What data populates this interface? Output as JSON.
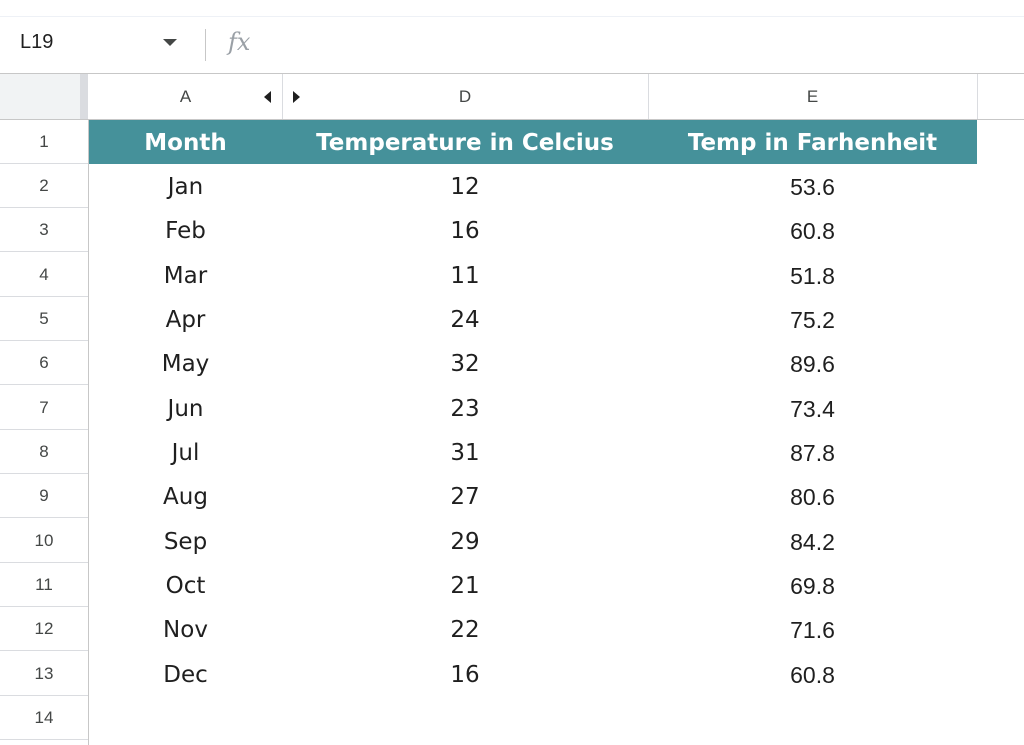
{
  "formula_bar": {
    "cell_reference": "L19",
    "fx_label": "fx",
    "formula_value": ""
  },
  "column_headers": [
    "A",
    "D",
    "E"
  ],
  "row_numbers": [
    "1",
    "2",
    "3",
    "4",
    "5",
    "6",
    "7",
    "8",
    "9",
    "10",
    "11",
    "12",
    "13",
    "14"
  ],
  "table": {
    "header": {
      "month": "Month",
      "celsius": "Temperature in Celcius",
      "fahrenheit": "Temp in Farhenheit"
    },
    "header_fill": "#45919a",
    "rows": [
      {
        "month": "Jan",
        "celsius": "12",
        "fahrenheit": "53.6"
      },
      {
        "month": "Feb",
        "celsius": "16",
        "fahrenheit": "60.8"
      },
      {
        "month": "Mar",
        "celsius": "11",
        "fahrenheit": "51.8"
      },
      {
        "month": "Apr",
        "celsius": "24",
        "fahrenheit": "75.2"
      },
      {
        "month": "May",
        "celsius": "32",
        "fahrenheit": "89.6"
      },
      {
        "month": "Jun",
        "celsius": "23",
        "fahrenheit": "73.4"
      },
      {
        "month": "Jul",
        "celsius": "31",
        "fahrenheit": "87.8"
      },
      {
        "month": "Aug",
        "celsius": "27",
        "fahrenheit": "80.6"
      },
      {
        "month": "Sep",
        "celsius": "29",
        "fahrenheit": "84.2"
      },
      {
        "month": "Oct",
        "celsius": "21",
        "fahrenheit": "69.8"
      },
      {
        "month": "Nov",
        "celsius": "22",
        "fahrenheit": "71.6"
      },
      {
        "month": "Dec",
        "celsius": "16",
        "fahrenheit": "60.8"
      }
    ]
  },
  "icons": {
    "name_box_dropdown": "chevron-down-icon",
    "hidden_columns_left": "arrow-left-icon",
    "hidden_columns_right": "arrow-right-icon"
  }
}
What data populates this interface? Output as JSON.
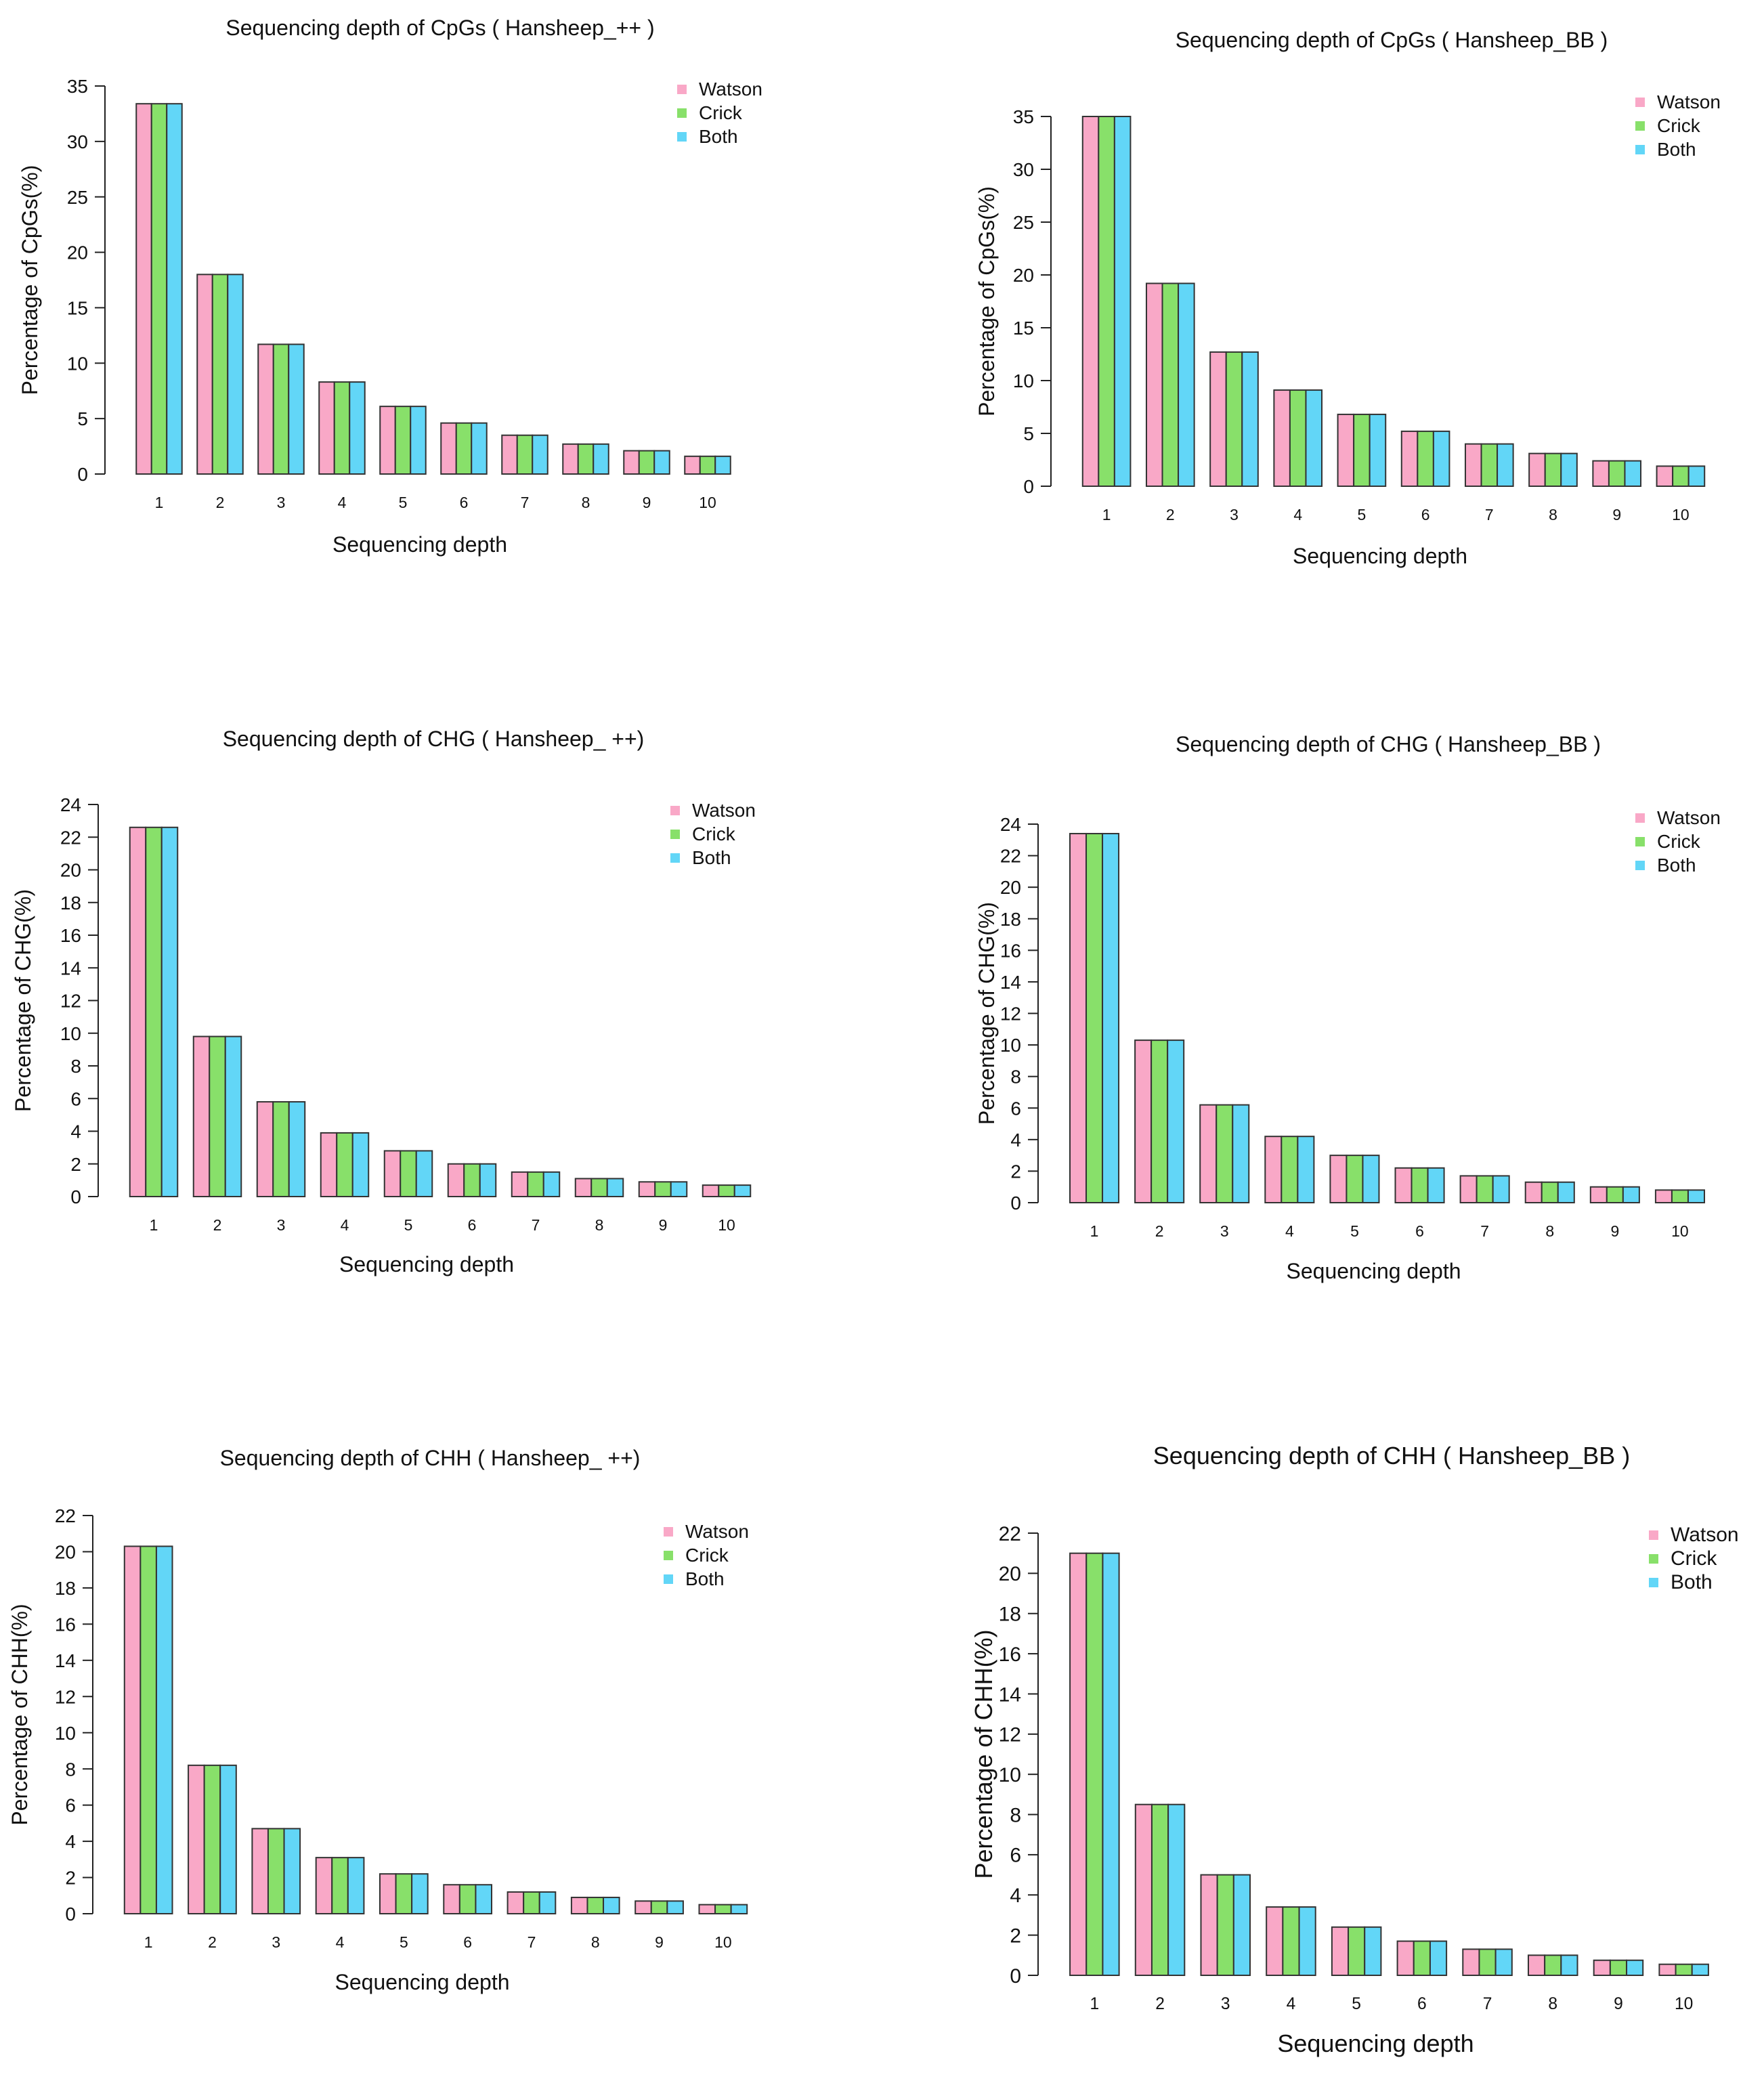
{
  "colors": {
    "watson": "#f9a8c7",
    "crick": "#88e06a",
    "both": "#62d6f7",
    "outline": "#333333"
  },
  "chart_data": [
    {
      "type": "bar",
      "title": "Sequencing depth of CpGs ( Hansheep_++ )",
      "xlabel": "Sequencing depth",
      "ylabel": "Percentage of CpGs(%)",
      "categories": [
        "1",
        "2",
        "3",
        "4",
        "5",
        "6",
        "7",
        "8",
        "9",
        "10"
      ],
      "ylim": [
        0,
        35
      ],
      "yticks": [
        0,
        5,
        10,
        15,
        20,
        25,
        30,
        35
      ],
      "legend": [
        "Watson",
        "Crick",
        "Both"
      ],
      "legend_position": "top-right",
      "series": [
        {
          "name": "Watson",
          "values": [
            33.4,
            18.0,
            11.7,
            8.3,
            6.1,
            4.6,
            3.5,
            2.7,
            2.1,
            1.6
          ]
        },
        {
          "name": "Crick",
          "values": [
            33.4,
            18.0,
            11.7,
            8.3,
            6.1,
            4.6,
            3.5,
            2.7,
            2.1,
            1.6
          ]
        },
        {
          "name": "Both",
          "values": [
            33.4,
            18.0,
            11.7,
            8.3,
            6.1,
            4.6,
            3.5,
            2.7,
            2.1,
            1.6
          ]
        }
      ]
    },
    {
      "type": "bar",
      "title": "Sequencing depth of CpGs ( Hansheep_BB )",
      "xlabel": "Sequencing depth",
      "ylabel": "Percentage of CpGs(%)",
      "categories": [
        "1",
        "2",
        "3",
        "4",
        "5",
        "6",
        "7",
        "8",
        "9",
        "10"
      ],
      "ylim": [
        0,
        35
      ],
      "yticks": [
        0,
        5,
        10,
        15,
        20,
        25,
        30,
        35
      ],
      "legend": [
        "Watson",
        "Crick",
        "Both"
      ],
      "legend_position": "top-right",
      "series": [
        {
          "name": "Watson",
          "values": [
            35.0,
            19.2,
            12.7,
            9.1,
            6.8,
            5.2,
            4.0,
            3.1,
            2.4,
            1.9
          ]
        },
        {
          "name": "Crick",
          "values": [
            35.0,
            19.2,
            12.7,
            9.1,
            6.8,
            5.2,
            4.0,
            3.1,
            2.4,
            1.9
          ]
        },
        {
          "name": "Both",
          "values": [
            35.0,
            19.2,
            12.7,
            9.1,
            6.8,
            5.2,
            4.0,
            3.1,
            2.4,
            1.9
          ]
        }
      ]
    },
    {
      "type": "bar",
      "title": "Sequencing depth of CHG ( Hansheep_ ++)",
      "xlabel": "Sequencing depth",
      "ylabel": "Percentage of CHG(%)",
      "categories": [
        "1",
        "2",
        "3",
        "4",
        "5",
        "6",
        "7",
        "8",
        "9",
        "10"
      ],
      "ylim": [
        0,
        24
      ],
      "yticks": [
        0,
        2,
        4,
        6,
        8,
        10,
        12,
        14,
        16,
        18,
        20,
        22,
        24
      ],
      "legend": [
        "Watson",
        "Crick",
        "Both"
      ],
      "legend_position": "top-right",
      "series": [
        {
          "name": "Watson",
          "values": [
            22.6,
            9.8,
            5.8,
            3.9,
            2.8,
            2.0,
            1.5,
            1.1,
            0.9,
            0.7
          ]
        },
        {
          "name": "Crick",
          "values": [
            22.6,
            9.8,
            5.8,
            3.9,
            2.8,
            2.0,
            1.5,
            1.1,
            0.9,
            0.7
          ]
        },
        {
          "name": "Both",
          "values": [
            22.6,
            9.8,
            5.8,
            3.9,
            2.8,
            2.0,
            1.5,
            1.1,
            0.9,
            0.7
          ]
        }
      ]
    },
    {
      "type": "bar",
      "title": "Sequencing depth of CHG ( Hansheep_BB )",
      "xlabel": "Sequencing depth",
      "ylabel": "Percentage of CHG(%)",
      "categories": [
        "1",
        "2",
        "3",
        "4",
        "5",
        "6",
        "7",
        "8",
        "9",
        "10"
      ],
      "ylim": [
        0,
        24
      ],
      "yticks": [
        0,
        2,
        4,
        6,
        8,
        10,
        12,
        14,
        16,
        18,
        20,
        22,
        24
      ],
      "legend": [
        "Watson",
        "Crick",
        "Both"
      ],
      "legend_position": "top-right",
      "series": [
        {
          "name": "Watson",
          "values": [
            23.4,
            10.3,
            6.2,
            4.2,
            3.0,
            2.2,
            1.7,
            1.3,
            1.0,
            0.8
          ]
        },
        {
          "name": "Crick",
          "values": [
            23.4,
            10.3,
            6.2,
            4.2,
            3.0,
            2.2,
            1.7,
            1.3,
            1.0,
            0.8
          ]
        },
        {
          "name": "Both",
          "values": [
            23.4,
            10.3,
            6.2,
            4.2,
            3.0,
            2.2,
            1.7,
            1.3,
            1.0,
            0.8
          ]
        }
      ]
    },
    {
      "type": "bar",
      "title": "Sequencing depth of CHH ( Hansheep_ ++)",
      "xlabel": "Sequencing depth",
      "ylabel": "Percentage of CHH(%)",
      "categories": [
        "1",
        "2",
        "3",
        "4",
        "5",
        "6",
        "7",
        "8",
        "9",
        "10"
      ],
      "ylim": [
        0,
        22
      ],
      "yticks": [
        0,
        2,
        4,
        6,
        8,
        10,
        12,
        14,
        16,
        18,
        20,
        22
      ],
      "legend": [
        "Watson",
        "Crick",
        "Both"
      ],
      "legend_position": "top-right",
      "series": [
        {
          "name": "Watson",
          "values": [
            20.3,
            8.2,
            4.7,
            3.1,
            2.2,
            1.6,
            1.2,
            0.9,
            0.7,
            0.5
          ]
        },
        {
          "name": "Crick",
          "values": [
            20.3,
            8.2,
            4.7,
            3.1,
            2.2,
            1.6,
            1.2,
            0.9,
            0.7,
            0.5
          ]
        },
        {
          "name": "Both",
          "values": [
            20.3,
            8.2,
            4.7,
            3.1,
            2.2,
            1.6,
            1.2,
            0.9,
            0.7,
            0.5
          ]
        }
      ]
    },
    {
      "type": "bar",
      "title": "Sequencing depth of CHH ( Hansheep_BB )",
      "xlabel": "Sequencing depth",
      "ylabel": "Percentage of CHH(%)",
      "categories": [
        "1",
        "2",
        "3",
        "4",
        "5",
        "6",
        "7",
        "8",
        "9",
        "10"
      ],
      "ylim": [
        0,
        22
      ],
      "yticks": [
        0,
        2,
        4,
        6,
        8,
        10,
        12,
        14,
        16,
        18,
        20,
        22
      ],
      "legend": [
        "Watson",
        "Crick",
        "Both"
      ],
      "legend_position": "top-right",
      "series": [
        {
          "name": "Watson",
          "values": [
            21.0,
            8.5,
            5.0,
            3.4,
            2.4,
            1.7,
            1.3,
            1.0,
            0.75,
            0.55
          ]
        },
        {
          "name": "Crick",
          "values": [
            21.0,
            8.5,
            5.0,
            3.4,
            2.4,
            1.7,
            1.3,
            1.0,
            0.75,
            0.55
          ]
        },
        {
          "name": "Both",
          "values": [
            21.0,
            8.5,
            5.0,
            3.4,
            2.4,
            1.7,
            1.3,
            1.0,
            0.75,
            0.55
          ]
        }
      ]
    }
  ]
}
_____
▸ **Work instructions**:
Count every line above that holds the word "CpGs", and state the number and nothing more.

▸ **The solution**:
4